+++ Excerpted data
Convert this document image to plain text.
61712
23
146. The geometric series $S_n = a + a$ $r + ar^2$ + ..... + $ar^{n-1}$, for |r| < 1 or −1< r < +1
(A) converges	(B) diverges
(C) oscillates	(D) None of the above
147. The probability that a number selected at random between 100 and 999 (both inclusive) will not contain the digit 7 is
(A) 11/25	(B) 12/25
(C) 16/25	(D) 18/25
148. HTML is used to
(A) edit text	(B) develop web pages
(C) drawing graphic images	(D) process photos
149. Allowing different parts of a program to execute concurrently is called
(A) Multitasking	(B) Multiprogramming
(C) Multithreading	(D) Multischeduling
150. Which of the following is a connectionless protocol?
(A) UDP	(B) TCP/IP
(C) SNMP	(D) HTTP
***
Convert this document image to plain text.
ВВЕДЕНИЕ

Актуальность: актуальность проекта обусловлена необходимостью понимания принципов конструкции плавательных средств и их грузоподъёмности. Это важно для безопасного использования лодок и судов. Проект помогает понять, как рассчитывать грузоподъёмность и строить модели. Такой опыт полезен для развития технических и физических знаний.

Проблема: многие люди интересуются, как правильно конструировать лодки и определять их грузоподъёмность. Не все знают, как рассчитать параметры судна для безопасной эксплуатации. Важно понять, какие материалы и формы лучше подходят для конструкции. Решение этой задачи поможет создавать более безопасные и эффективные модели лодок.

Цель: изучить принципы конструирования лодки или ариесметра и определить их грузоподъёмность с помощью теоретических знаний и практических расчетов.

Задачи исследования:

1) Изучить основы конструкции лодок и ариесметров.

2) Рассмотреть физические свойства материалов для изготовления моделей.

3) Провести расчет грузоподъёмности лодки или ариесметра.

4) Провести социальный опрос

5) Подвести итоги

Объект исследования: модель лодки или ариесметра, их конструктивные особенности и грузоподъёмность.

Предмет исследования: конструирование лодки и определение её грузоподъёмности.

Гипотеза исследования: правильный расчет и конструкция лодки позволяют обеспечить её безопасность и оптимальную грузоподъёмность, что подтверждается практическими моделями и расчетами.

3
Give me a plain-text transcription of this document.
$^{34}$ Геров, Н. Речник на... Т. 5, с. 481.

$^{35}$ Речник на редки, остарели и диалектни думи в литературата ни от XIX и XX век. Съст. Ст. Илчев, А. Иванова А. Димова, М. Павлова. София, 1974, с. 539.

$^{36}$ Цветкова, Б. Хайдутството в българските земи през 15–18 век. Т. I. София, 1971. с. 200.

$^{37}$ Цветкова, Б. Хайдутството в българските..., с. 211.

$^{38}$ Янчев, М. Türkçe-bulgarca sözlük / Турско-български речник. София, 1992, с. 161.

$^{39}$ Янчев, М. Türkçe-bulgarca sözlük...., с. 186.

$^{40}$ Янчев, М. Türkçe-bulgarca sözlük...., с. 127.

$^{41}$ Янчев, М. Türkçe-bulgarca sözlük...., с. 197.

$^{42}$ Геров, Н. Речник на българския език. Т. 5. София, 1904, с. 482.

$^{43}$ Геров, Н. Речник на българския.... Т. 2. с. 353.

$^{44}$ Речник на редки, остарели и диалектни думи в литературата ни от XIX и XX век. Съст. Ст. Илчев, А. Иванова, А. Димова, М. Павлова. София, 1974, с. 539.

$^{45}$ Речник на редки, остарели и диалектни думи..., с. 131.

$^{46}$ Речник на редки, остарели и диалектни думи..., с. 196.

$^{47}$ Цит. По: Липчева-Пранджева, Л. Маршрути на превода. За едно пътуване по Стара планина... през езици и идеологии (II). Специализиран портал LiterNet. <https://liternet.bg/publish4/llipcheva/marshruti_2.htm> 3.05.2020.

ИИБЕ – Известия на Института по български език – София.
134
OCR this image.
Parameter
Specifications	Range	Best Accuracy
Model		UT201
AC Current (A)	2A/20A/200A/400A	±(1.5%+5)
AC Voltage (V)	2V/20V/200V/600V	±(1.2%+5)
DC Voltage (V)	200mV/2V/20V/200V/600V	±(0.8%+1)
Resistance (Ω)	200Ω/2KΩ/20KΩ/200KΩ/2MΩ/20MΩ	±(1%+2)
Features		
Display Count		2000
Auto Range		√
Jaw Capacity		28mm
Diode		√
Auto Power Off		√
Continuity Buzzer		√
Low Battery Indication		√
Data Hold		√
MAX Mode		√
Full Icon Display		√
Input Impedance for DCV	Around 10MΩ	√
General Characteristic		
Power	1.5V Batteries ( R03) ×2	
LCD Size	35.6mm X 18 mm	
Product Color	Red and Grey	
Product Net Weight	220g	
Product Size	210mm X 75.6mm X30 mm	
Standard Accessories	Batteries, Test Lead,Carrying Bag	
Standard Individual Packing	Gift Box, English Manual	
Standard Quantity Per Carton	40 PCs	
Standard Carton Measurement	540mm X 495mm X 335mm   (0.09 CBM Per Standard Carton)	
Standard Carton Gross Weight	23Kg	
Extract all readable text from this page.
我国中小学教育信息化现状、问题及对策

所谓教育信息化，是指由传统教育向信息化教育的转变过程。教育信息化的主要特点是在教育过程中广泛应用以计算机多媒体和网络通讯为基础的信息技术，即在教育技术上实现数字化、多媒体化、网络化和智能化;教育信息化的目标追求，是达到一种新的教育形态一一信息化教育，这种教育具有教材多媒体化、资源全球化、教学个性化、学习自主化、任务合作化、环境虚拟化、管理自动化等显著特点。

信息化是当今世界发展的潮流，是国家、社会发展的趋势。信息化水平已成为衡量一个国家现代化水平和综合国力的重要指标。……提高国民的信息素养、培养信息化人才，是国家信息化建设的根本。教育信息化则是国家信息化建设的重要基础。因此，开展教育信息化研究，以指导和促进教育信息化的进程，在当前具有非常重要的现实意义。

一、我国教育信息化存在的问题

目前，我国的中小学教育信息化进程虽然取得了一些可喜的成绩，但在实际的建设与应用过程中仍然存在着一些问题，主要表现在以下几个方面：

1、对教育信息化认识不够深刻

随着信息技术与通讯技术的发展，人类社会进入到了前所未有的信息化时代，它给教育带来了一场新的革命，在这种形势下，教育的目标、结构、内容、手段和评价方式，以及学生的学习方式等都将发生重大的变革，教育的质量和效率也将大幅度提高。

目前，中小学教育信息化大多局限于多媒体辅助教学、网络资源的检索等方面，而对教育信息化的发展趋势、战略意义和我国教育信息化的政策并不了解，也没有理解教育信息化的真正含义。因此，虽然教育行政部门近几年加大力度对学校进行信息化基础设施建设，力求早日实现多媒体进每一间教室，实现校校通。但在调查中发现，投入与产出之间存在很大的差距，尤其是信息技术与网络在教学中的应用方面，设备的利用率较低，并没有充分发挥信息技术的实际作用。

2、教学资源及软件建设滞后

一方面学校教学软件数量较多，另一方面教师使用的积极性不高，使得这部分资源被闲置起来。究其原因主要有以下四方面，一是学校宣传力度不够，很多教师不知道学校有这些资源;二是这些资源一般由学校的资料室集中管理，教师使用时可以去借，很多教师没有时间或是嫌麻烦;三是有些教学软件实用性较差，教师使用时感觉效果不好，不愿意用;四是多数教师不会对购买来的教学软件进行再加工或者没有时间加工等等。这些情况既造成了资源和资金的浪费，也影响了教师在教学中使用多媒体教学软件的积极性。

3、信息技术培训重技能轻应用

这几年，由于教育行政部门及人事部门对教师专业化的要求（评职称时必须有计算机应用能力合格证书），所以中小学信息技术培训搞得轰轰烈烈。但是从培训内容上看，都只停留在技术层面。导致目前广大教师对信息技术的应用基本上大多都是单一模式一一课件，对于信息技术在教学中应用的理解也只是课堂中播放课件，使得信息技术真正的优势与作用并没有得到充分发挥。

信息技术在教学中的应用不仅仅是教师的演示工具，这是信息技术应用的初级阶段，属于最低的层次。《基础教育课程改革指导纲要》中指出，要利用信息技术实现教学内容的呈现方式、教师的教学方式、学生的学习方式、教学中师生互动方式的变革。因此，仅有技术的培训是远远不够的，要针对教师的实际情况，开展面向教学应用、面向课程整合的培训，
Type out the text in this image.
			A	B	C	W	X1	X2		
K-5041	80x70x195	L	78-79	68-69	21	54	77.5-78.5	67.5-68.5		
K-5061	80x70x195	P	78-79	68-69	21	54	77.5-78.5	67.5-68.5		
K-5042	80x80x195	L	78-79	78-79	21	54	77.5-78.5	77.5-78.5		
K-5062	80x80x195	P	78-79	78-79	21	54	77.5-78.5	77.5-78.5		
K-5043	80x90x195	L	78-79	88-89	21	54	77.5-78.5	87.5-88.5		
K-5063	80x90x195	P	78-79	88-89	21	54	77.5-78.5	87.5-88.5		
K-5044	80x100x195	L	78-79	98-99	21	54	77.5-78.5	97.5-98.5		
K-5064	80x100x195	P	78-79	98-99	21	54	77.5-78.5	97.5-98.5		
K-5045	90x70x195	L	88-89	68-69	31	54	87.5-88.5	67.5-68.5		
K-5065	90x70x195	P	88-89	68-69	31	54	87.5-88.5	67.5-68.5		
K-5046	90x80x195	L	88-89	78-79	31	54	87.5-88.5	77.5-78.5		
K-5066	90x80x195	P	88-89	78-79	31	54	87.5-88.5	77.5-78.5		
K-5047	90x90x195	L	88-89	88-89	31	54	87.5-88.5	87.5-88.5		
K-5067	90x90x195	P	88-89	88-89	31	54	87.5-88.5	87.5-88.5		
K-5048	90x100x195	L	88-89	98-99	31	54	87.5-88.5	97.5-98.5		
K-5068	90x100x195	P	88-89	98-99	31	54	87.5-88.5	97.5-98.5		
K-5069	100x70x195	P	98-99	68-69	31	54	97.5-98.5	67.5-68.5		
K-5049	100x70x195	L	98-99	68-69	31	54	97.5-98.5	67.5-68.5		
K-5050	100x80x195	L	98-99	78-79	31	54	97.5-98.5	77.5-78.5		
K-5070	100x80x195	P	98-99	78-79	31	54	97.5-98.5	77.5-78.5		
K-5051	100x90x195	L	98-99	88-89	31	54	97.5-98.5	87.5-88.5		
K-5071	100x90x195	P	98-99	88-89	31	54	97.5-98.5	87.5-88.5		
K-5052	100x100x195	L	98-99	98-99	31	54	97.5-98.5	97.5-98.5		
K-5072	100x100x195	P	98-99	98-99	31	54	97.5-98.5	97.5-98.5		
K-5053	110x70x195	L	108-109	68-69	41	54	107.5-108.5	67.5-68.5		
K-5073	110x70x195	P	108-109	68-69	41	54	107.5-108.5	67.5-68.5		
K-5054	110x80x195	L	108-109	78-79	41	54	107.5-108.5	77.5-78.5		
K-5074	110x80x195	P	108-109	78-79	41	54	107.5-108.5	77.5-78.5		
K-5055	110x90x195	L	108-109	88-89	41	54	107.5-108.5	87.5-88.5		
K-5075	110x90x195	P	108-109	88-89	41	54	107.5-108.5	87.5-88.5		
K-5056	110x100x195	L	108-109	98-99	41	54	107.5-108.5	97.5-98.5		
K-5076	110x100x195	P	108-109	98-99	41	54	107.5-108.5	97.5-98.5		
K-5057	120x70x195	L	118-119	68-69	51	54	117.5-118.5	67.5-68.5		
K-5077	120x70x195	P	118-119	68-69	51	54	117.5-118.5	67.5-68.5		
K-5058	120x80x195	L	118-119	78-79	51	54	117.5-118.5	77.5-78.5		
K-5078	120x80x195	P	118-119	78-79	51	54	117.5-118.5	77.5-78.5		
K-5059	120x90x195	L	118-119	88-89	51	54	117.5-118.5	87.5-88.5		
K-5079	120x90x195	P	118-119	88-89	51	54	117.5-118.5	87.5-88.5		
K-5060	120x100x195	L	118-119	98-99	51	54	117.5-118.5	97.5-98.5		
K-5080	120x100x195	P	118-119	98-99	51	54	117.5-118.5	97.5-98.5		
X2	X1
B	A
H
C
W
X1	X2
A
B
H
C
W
++++++
- What is needed -
Go through the records and pull out each line that includes the word "Standard".

- Finished task -
Standard Accessories	Batteries, Test Lead,Carrying Bag	
Standard Individual Packing	Gift Box, English Manual	
Standard Quantity Per Carton	40 PCs	
Standard Carton Measurement	540mm X 495mm X 335mm   (0.09 CBM Per Standard Carton)	
Standard Carton Gross Weight	23Kg	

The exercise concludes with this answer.